**Given problem:** Retype the listing that follows, exactly as written.

**Records for the exercise:**
╭──

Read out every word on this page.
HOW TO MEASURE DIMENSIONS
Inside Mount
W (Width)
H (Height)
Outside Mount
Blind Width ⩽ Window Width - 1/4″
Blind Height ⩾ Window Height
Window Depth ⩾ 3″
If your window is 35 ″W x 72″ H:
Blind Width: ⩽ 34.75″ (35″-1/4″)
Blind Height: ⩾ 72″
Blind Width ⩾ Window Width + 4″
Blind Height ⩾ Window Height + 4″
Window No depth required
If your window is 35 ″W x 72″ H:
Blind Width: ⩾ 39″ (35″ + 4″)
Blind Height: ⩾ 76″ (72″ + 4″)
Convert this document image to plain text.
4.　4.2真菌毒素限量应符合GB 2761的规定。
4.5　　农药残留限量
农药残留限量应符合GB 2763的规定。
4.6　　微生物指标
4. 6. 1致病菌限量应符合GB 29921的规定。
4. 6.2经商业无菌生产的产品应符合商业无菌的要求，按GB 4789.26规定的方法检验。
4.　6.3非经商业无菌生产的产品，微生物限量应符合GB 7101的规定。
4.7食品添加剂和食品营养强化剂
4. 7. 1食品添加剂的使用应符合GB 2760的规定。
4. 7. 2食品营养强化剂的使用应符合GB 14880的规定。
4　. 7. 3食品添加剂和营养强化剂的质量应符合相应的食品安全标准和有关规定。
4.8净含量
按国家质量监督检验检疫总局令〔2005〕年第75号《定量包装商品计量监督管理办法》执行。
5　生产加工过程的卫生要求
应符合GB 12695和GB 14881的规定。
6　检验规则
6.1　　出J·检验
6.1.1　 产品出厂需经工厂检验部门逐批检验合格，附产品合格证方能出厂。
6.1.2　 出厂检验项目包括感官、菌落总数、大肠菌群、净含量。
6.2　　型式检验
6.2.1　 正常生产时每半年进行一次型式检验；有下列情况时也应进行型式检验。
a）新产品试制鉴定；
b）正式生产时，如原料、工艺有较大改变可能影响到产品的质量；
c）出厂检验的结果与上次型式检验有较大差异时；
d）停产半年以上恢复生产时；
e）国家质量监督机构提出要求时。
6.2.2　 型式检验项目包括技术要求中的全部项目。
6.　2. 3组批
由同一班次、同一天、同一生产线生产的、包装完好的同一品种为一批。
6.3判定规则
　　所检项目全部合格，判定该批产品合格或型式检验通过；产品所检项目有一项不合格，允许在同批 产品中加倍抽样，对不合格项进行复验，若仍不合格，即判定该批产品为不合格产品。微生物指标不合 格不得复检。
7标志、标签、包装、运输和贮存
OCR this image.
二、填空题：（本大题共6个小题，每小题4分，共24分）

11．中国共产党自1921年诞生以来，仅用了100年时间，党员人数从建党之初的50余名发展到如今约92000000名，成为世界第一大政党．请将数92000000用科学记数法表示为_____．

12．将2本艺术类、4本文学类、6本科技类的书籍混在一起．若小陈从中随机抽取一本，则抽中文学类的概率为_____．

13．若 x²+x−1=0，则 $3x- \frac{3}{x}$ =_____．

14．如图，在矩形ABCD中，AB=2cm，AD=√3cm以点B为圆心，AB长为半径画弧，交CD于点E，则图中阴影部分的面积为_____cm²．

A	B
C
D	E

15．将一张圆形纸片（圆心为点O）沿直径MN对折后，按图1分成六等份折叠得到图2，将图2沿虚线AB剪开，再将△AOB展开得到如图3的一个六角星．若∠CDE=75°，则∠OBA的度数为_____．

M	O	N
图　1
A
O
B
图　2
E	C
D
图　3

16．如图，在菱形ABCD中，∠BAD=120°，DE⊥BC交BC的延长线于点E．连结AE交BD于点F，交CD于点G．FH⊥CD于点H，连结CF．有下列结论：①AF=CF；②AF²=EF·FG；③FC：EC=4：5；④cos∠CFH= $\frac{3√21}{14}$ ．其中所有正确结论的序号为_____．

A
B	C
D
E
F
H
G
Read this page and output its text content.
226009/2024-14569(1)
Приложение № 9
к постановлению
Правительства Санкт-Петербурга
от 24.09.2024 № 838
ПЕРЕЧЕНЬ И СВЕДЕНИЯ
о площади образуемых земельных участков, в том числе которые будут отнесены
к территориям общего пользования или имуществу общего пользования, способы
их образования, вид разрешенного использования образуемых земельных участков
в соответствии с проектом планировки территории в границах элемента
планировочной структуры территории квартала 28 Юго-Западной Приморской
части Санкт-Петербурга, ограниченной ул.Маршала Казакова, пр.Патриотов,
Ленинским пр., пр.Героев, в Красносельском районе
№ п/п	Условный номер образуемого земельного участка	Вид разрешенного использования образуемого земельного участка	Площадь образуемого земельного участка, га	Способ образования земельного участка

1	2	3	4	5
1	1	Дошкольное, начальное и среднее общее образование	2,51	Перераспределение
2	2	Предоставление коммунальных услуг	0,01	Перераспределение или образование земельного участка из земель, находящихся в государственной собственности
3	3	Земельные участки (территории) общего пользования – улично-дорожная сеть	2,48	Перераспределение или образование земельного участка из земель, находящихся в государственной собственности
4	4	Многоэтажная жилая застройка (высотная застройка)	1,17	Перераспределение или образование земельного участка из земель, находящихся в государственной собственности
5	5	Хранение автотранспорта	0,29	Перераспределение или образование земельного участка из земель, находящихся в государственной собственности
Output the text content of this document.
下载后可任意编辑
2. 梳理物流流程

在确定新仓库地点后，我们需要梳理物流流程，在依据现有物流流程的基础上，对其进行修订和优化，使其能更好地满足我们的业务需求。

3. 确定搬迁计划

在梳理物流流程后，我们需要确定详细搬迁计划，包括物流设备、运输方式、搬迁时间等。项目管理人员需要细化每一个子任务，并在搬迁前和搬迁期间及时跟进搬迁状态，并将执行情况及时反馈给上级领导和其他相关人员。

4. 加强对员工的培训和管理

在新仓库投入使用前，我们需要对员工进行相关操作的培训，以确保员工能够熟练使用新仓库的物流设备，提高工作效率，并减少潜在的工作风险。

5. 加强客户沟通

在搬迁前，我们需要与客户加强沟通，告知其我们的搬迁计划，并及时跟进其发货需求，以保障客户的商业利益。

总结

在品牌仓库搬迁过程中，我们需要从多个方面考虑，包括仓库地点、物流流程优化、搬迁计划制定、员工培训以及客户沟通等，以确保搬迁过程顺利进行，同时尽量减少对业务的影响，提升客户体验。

╰──

**Solution to this exercise:**
Read out every word on this page.
HOW TO MEASURE DIMENSIONS
Inside Mount
W (Width)
H (Height)
Outside Mount
Blind Width ⩽ Window Width - 1/4″
Blind Height ⩾ Window Height
Window Depth ⩾ 3″
If your window is 35 ″W x 72″ H:
Blind Width: ⩽ 34.75″ (35″-1/4″)
Blind Height: ⩾ 72″
Blind Width ⩾ Window Width + 4″
Blind Height ⩾ Window Height + 4″
Window No depth required
If your window is 35 ″W x 72″ H:
Blind Width: ⩾ 39″ (35″ + 4″)
Blind Height: ⩾ 76″ (72″ + 4″)
Convert this document image to plain text.
4.　4.2真菌毒素限量应符合GB 2761的规定。
4.5　　农药残留限量
农药残留限量应符合GB 2763的规定。
4.6　　微生物指标
4. 6. 1致病菌限量应符合GB 29921的规定。
4. 6.2经商业无菌生产的产品应符合商业无菌的要求，按GB 4789.26规定的方法检验。
4.　6.3非经商业无菌生产的产品，微生物限量应符合GB 7101的规定。
4.7食品添加剂和食品营养强化剂
4. 7. 1食品添加剂的使用应符合GB 2760的规定。
4. 7. 2食品营养强化剂的使用应符合GB 14880的规定。
4　. 7. 3食品添加剂和营养强化剂的质量应符合相应的食品安全标准和有关规定。
4.8净含量
按国家质量监督检验检疫总局令〔2005〕年第75号《定量包装商品计量监督管理办法》执行。
5　生产加工过程的卫生要求
应符合GB 12695和GB 14881的规定。
6　检验规则
6.1　　出J·检验
6.1.1　 产品出厂需经工厂检验部门逐批检验合格，附产品合格证方能出厂。
6.1.2　 出厂检验项目包括感官、菌落总数、大肠菌群、净含量。
6.2　　型式检验
6.2.1　 正常生产时每半年进行一次型式检验；有下列情况时也应进行型式检验。
a）新产品试制鉴定；
b）正式生产时，如原料、工艺有较大改变可能影响到产品的质量；
c）出厂检验的结果与上次型式检验有较大差异时；
d）停产半年以上恢复生产时；
e）国家质量监督机构提出要求时。
6.2.2　 型式检验项目包括技术要求中的全部项目。
6.　2. 3组批
由同一班次、同一天、同一生产线生产的、包装完好的同一品种为一批。
6.3判定规则
　　所检项目全部合格，判定该批产品合格或型式检验通过；产品所检项目有一项不合格，允许在同批 产品中加倍抽样，对不合格项进行复验，若仍不合格，即判定该批产品为不合格产品。微生物指标不合 格不得复检。
7标志、标签、包装、运输和贮存
OCR this image.
二、填空题：（本大题共6个小题，每小题4分，共24分）

11．中国共产党自1921年诞生以来，仅用了100年时间，党员人数从建党之初的50余名发展到如今约92000000名，成为世界第一大政党．请将数92000000用科学记数法表示为_____．

12．将2本艺术类、4本文学类、6本科技类的书籍混在一起．若小陈从中随机抽取一本，则抽中文学类的概率为_____．

13．若 x²+x−1=0，则 $3x- \frac{3}{x}$ =_____．

14．如图，在矩形ABCD中，AB=2cm，AD=√3cm以点B为圆心，AB长为半径画弧，交CD于点E，则图中阴影部分的面积为_____cm²．

A	B
C
D	E

15．将一张圆形纸片（圆心为点O）沿直径MN对折后，按图1分成六等份折叠得到图2，将图2沿虚线AB剪开，再将△AOB展开得到如图3的一个六角星．若∠CDE=75°，则∠OBA的度数为_____．

M	O	N
图　1
A
O
B
图　2
E	C
D
图　3

16．如图，在菱形ABCD中，∠BAD=120°，DE⊥BC交BC的延长线于点E．连结AE交BD于点F，交CD于点G．FH⊥CD于点H，连结CF．有下列结论：①AF=CF；②AF²=EF·FG；③FC：EC=4：5；④cos∠CFH= $\frac{3√21}{14}$ ．其中所有正确结论的序号为_____．

A
B	C
D
E
F
H
G
Read this page and output its text content.
226009/2024-14569(1)
Приложение № 9
к постановлению
Правительства Санкт-Петербурга
от 24.09.2024 № 838
ПЕРЕЧЕНЬ И СВЕДЕНИЯ
о площади образуемых земельных участков, в том числе которые будут отнесены
к территориям общего пользования или имуществу общего пользования, способы
их образования, вид разрешенного использования образуемых земельных участков
в соответствии с проектом планировки территории в границах элемента
планировочной структуры территории квартала 28 Юго-Западной Приморской
части Санкт-Петербурга, ограниченной ул.Маршала Казакова, пр.Патриотов,
Ленинским пр., пр.Героев, в Красносельском районе
№ п/п	Условный номер образуемого земельного участка	Вид разрешенного использования образуемого земельного участка	Площадь образуемого земельного участка, га	Способ образования земельного участка

1	2	3	4	5
1	1	Дошкольное, начальное и среднее общее образование	2,51	Перераспределение
2	2	Предоставление коммунальных услуг	0,01	Перераспределение или образование земельного участка из земель, находящихся в государственной собственности
3	3	Земельные участки (территории) общего пользования – улично-дорожная сеть	2,48	Перераспределение или образование земельного участка из земель, находящихся в государственной собственности
4	4	Многоэтажная жилая застройка (высотная застройка)	1,17	Перераспределение или образование земельного участка из земель, находящихся в государственной собственности
5	5	Хранение автотранспорта	0,29	Перераспределение или образование земельного участка из земель, находящихся в государственной собственности
Output the text content of this document.
下载后可任意编辑
2. 梳理物流流程

在确定新仓库地点后，我们需要梳理物流流程，在依据现有物流流程的基础上，对其进行修订和优化，使其能更好地满足我们的业务需求。

3. 确定搬迁计划

在梳理物流流程后，我们需要确定详细搬迁计划，包括物流设备、运输方式、搬迁时间等。项目管理人员需要细化每一个子任务，并在搬迁前和搬迁期间及时跟进搬迁状态，并将执行情况及时反馈给上级领导和其他相关人员。

4. 加强对员工的培训和管理

在新仓库投入使用前，我们需要对员工进行相关操作的培训，以确保员工能够熟练使用新仓库的物流设备，提高工作效率，并减少潜在的工作风险。

5. 加强客户沟通

在搬迁前，我们需要与客户加强沟通，告知其我们的搬迁计划，并及时跟进其发货需求，以保障客户的商业利益。

总结

在品牌仓库搬迁过程中，我们需要从多个方面考虑，包括仓库地点、物流流程优化、搬迁计划制定、员工培训以及客户沟通等，以确保搬迁过程顺利进行，同时尽量减少对业务的影响，提升客户体验。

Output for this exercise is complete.